* [Written problem]
Nothing but the lines from the one containing "OCR this image." through the last line of the records below should be copied, exactly and without pictures.

Collection entries
◇ ◇ ◇ ◇ ◇
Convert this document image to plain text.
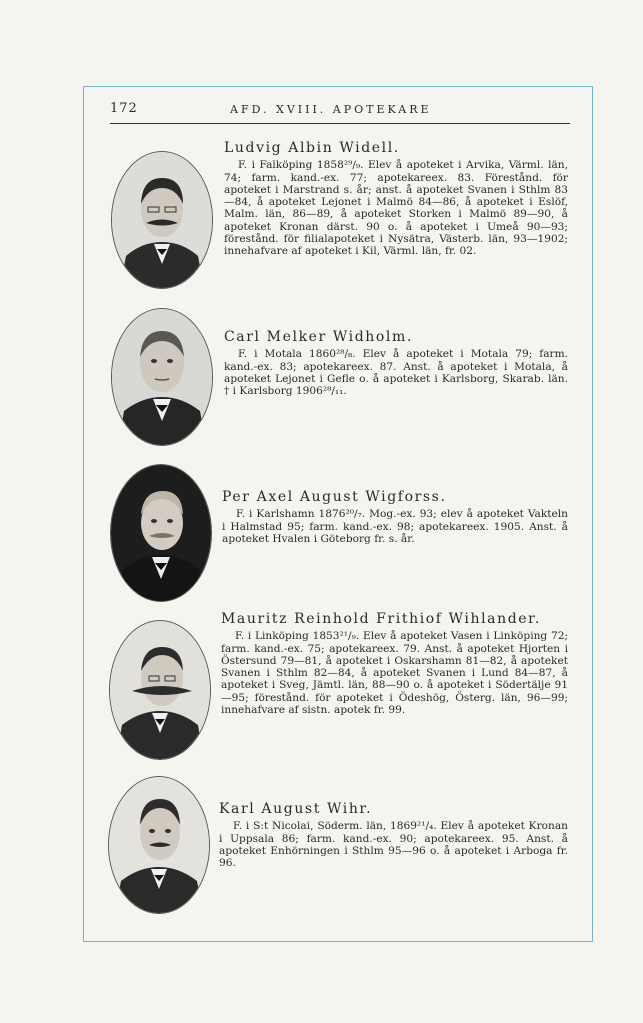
172	AFD. XVIII. APOTEKARE
Ludvig Albin Widell.

F. i Falköping 1858²⁹/₉. Elev å apoteket i Arvika, Värml. län, 74; farm. kand.-ex. 77; apotekareex. 83. Förestånd. för apoteket i Marstrand s. år; anst. å apoteket Svanen i Sthlm 83—84, å apoteket Lejonet i Malmö 84—86, å apoteket i Eslöf, Malm. län, 86—89, å apoteket Storken i Malmö 89—90, å apoteket Kronan därst. 90 o. å apoteket i Umeå 90—93; förestånd. för filialapoteket i Nysätra, Västerb. län, 93—1902; innehafvare af apoteket i Kil, Värml. län, fr. 02.

Carl Melker Widholm.

F. i Motala 1860²⁸/₈. Elev å apoteket i Motala 79; farm. kand.-ex. 83; apotekareex. 87. Anst. å apoteket i Motala, å apoteket Lejonet i Gefle o. å apoteket i Karlsborg, Skarab. län. † i Karlsborg 1906²⁸/₁₁.

Per Axel August Wigforss.

F. i Karlshamn 1876²⁰/₇. Mog.-ex. 93; elev å apoteket Vakteln i Halmstad 95; farm. kand.-ex. 98; apotekareex. 1905. Anst. å apoteket Hvalen i Göteborg fr. s. år.

Mauritz Reinhold Frithiof Wihlander.

F. i Linköping 1853²¹/₉. Elev å apoteket Vasen i Linköping 72; farm. kand.-ex. 75; apotekareex. 79. Anst. å apoteket Hjorten i Östersund 79—81, å apoteket i Oskarshamn 81—82, å apoteket Svanen i Sthlm 82—84, å apoteket Svanen i Lund 84—87, å apoteket i Sveg, Jämtl. län, 88—90 o. å apoteket i Södertälje 91—95; förestånd. för apoteket i Ödeshög, Österg. län, 96—99; innehafvare af sistn. apotek fr. 99.

Karl August Wihr.

F. i S:t Nicolai, Söderm. län, 1869²¹/₄. Elev å apoteket Kronan i Uppsala 86; farm. kand.-ex. 90; apotekareex. 95. Anst. å apoteket Enhörningen i Sthlm 95—96 o. å apoteket i Arboga fr. 96.
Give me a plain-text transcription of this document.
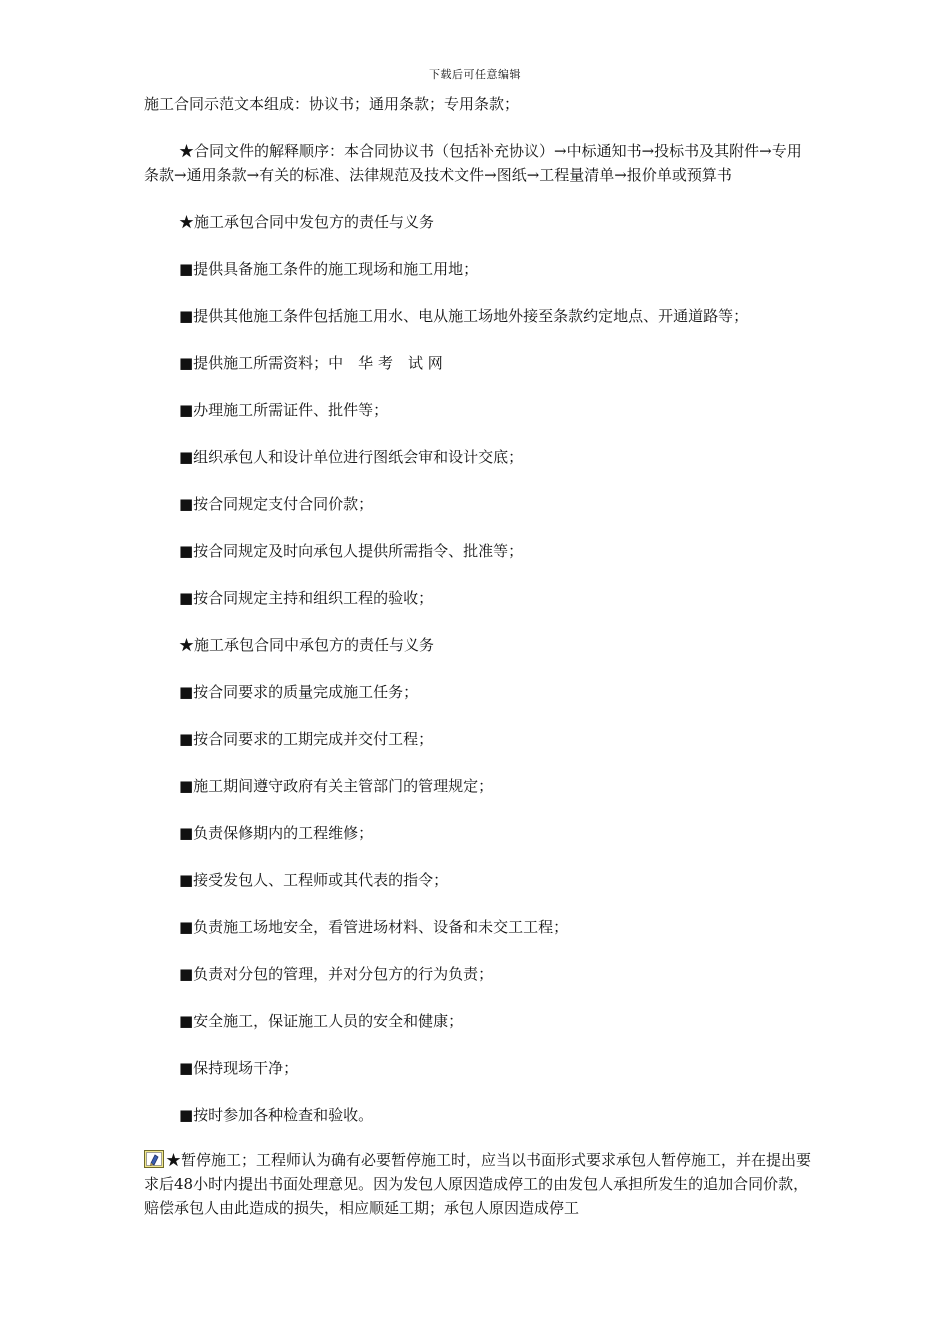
下载后可任意编辑

施工合同示范文本组成：协议书；通用条款；专用条款；

★合同文件的解释顺序：本合同协议书（包括补充协议）→中标通知书→投标书及其附件→专用条款→通用条款→有关的标准、法律规范及技术文件→图纸→工程量清单→报价单或预算书

★施工承包合同中发包方的责任与义务

■提供具备施工条件的施工现场和施工用地；

■提供其他施工条件包括施工用水、电从施工场地外接至条款约定地点、开通道路等；

■提供施工所需资料；中　华 考　试 网

■办理施工所需证件、批件等；

■组织承包人和设计单位进行图纸会审和设计交底；

■按合同规定支付合同价款；

■按合同规定及时向承包人提供所需指令、批准等；

■按合同规定主持和组织工程的验收；

★施工承包合同中承包方的责任与义务

■按合同要求的质量完成施工任务；

■按合同要求的工期完成并交付工程；

■施工期间遵守政府有关主管部门的管理规定；

■负责保修期内的工程维修；

■接受发包人、工程师或其代表的指令；

■负责施工场地安全，看管进场材料、设备和未交工工程；

■负责对分包的管理，并对分包方的行为负责；

■安全施工，保证施工人员的安全和健康；

■保持现场干净；

■按时参加各种检查和验收。

★暂停施工；工程师认为确有必要暂停施工时，应当以书面形式要求承包人暂停施工，并在提出要求后48小时内提出书面处理意见。因为发包人原因造成停工的由发包人承担所发生的追加合同价款，赔偿承包人由此造成的损失，相应顺延工期；承包人原因造成停工
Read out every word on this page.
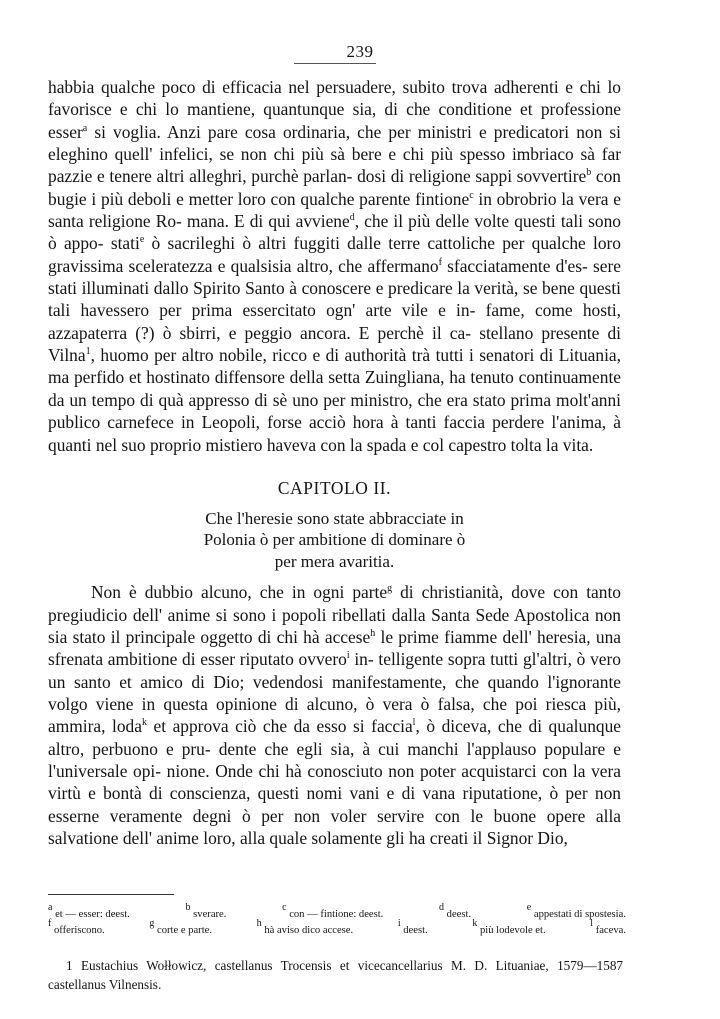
239

habbia qualche poco di efficacia nel persuadere, subito trova adherenti e chi lo favorisce e chi lo mantiene, quantunque sia, di che conditione et professione esser$^a$ si voglia. Anzi pare cosa ordinaria, che per ministri e predicatori non si eleghino quell' infelici, se non chi più sà bere e chi più spesso imbriaco sà far pazzie e tenere altri alleghri, purchè parlan- dosi di religione sappi sovvertire$^b$ con bugie i più deboli e metter loro con qualche parente fintione$^c$ in obrobrio la vera e santa religione Ro- mana. E di qui avviene$^d$, che il più delle volte questi tali sono ò appo- stati$^e$ ò sacrileghi ò altri fuggiti dalle terre cattoliche per qualche loro gravissima sceleratezza e qualsisia altro, che affermano$^f$ sfacciatamente d'es- sere stati illuminati dallo Spirito Santo à conoscere e predicare la verità, se bene questi tali havessero per prima essercitato ogn' arte vile e in- fame, come hosti, azzapaterra (?) ò sbirri, e peggio ancora. E perchè il ca- stellano presente di Vilna$^1$, huomo per altro nobile, ricco e di authorità trà tutti i senatori di Lituania, ma perfido et hostinato diffensore della setta Zuingliana, ha tenuto continuamente da un tempo di quà appresso di sè uno per ministro, che era stato prima molt'anni publico carnefece in Leopoli, forse acciò hora à tanti faccia perdere l'anima, à quanti nel suo proprio mistiero haveva con la spada e col capestro tolta la vita.

CAPITOLO II.
Che l'heresie sono state abbracciate in
Polonia ò per ambitione di dominare ò
per mera avaritia.

Non è dubbio alcuno, che in ogni parte$^g$ di christianità, dove con tanto pregiudicio dell' anime si sono i popoli ribellati dalla Santa Sede Apostolica non sia stato il principale oggetto di chi hà accese$^h$ le prime fiamme dell' heresia, una sfrenata ambitione di esser riputato ovvero$^i$ in- telligente sopra tutti gl'altri, ò vero un santo et amico di Dio; vedendosi manifestamente, che quando l'ignorante volgo viene in questa opinione di alcuno, ò vera ò falsa, che poi riesca più, ammira, loda$^k$ et approva ciò che da esso si faccia$^l$, ò diceva, che di qualunque altro, perbuono e pru- dente che egli sia, à cui manchi l'applauso populare e l'universale opi- nione. Onde chi hà conosciuto non poter acquistarci con la vera virtù e bontà di conscienza, questi nomi vani e di vana riputatione, ò per non esserne veramente degni ò per non voler servire con le buone opere alla salvatione dell' anime loro, alla quale solamente gli ha creati il Signor Dio,

$^a$ et — esser: deest.
$^b$ sverare.
$^c$ con — fintione: deest.
$^d$ deest.
$^e$ appestati di spostesia.
$^f$ offeriscono.
$^g$ corte e parte.
$^h$ hà aviso dico accese.
$^i$ deest.
$^k$ più lodevole et.
$^l$ faceva.

1 Eustachius Wołłowicz, castellanus Trocensis et vicecancellarius M. D. Lituaniae, 1579—1587 castellanus Vilnensis.
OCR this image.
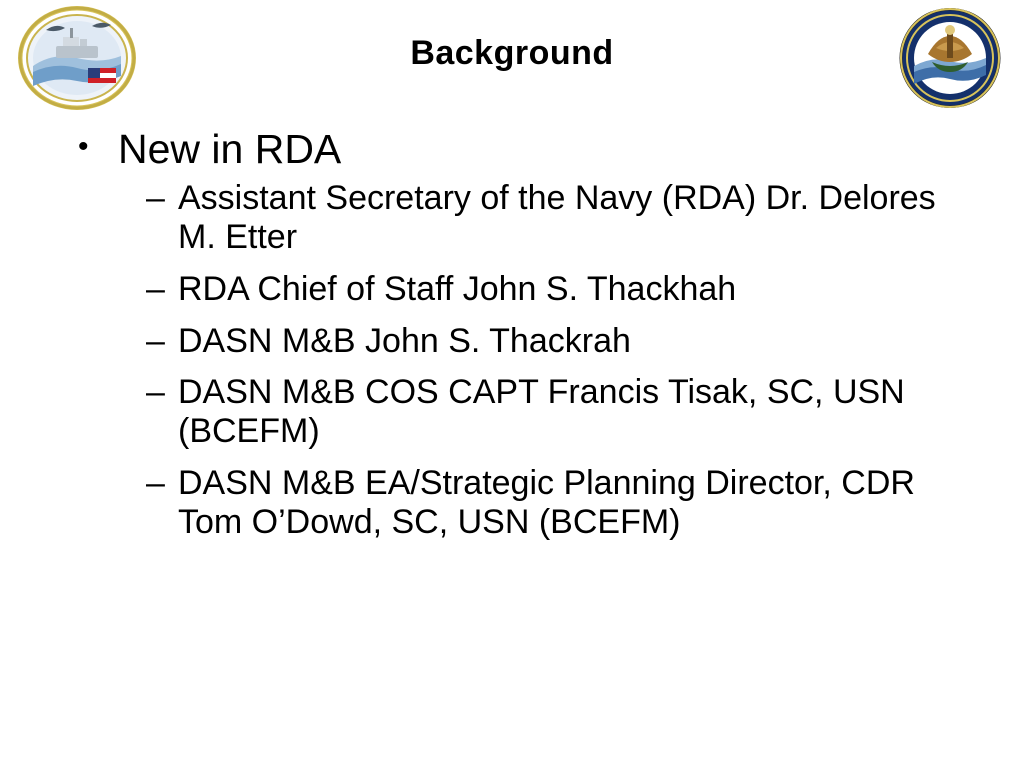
Background
• New in RDA
– Assistant Secretary of the Navy (RDA) Dr. Delores M. Etter
– RDA Chief of Staff John S. Thackhah
– DASN M&B John S. Thackrah
– DASN M&B COS CAPT Francis Tisak, SC, USN (BCEFM)
– DASN M&B EA/Strategic Planning Director, CDR Tom O’Dowd, SC, USN (BCEFM)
◇ ◇ ◇ ◇ ◇
* [Correct output]
OCR this image.
Background
• New in RDA
– Assistant Secretary of the Navy (RDA) Dr. Delores M. Etter
– RDA Chief of Staff John S. Thackhah
– DASN M&B John S. Thackrah
– DASN M&B COS CAPT Francis Tisak, SC, USN (BCEFM)
– DASN M&B EA/Strategic Planning Director, CDR Tom O’Dowd, SC, USN (BCEFM)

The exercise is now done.